▶ [To be done] Keep the pictures out of the copy and repeat the records exactly.

▶ [Provided records]
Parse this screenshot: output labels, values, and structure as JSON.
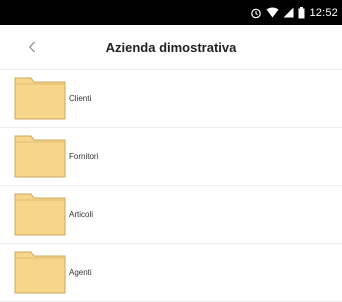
{
  "status_bar": {
    "time": "12:52",
    "icons": [
      "alarm-icon",
      "wifi-icon",
      "signal-icon",
      "battery-icon"
    ]
  },
  "header": {
    "back_icon": "chevron-left-icon",
    "title": "Azienda dimostrativa"
  },
  "folders": [
    {
      "label": "Clienti",
      "icon": "folder-icon"
    },
    {
      "label": "Fornitori",
      "icon": "folder-icon"
    },
    {
      "label": "Articoli",
      "icon": "folder-icon"
    },
    {
      "label": "Agenti",
      "icon": "folder-icon"
    }
  ],
  "colors": {
    "folder_fill": "#F7D58A",
    "folder_stroke": "#C9A85F",
    "status_bar": "#000000"
  }
}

▶ [Worked answer]
Parse this screenshot: output labels, values, and structure as JSON.
{
  "status_bar": {
    "time": "12:52",
    "icons": [
      "alarm-icon",
      "wifi-icon",
      "signal-icon",
      "battery-icon"
    ]
  },
  "header": {
    "back_icon": "chevron-left-icon",
    "title": "Azienda dimostrativa"
  },
  "folders": [
    {
      "label": "Clienti",
      "icon": "folder-icon"
    },
    {
      "label": "Fornitori",
      "icon": "folder-icon"
    },
    {
      "label": "Articoli",
      "icon": "folder-icon"
    },
    {
      "label": "Agenti",
      "icon": "folder-icon"
    }
  ],
  "colors": {
    "folder_fill": "#F7D58A",
    "folder_stroke": "#C9A85F",
    "status_bar": "#000000"
  }
}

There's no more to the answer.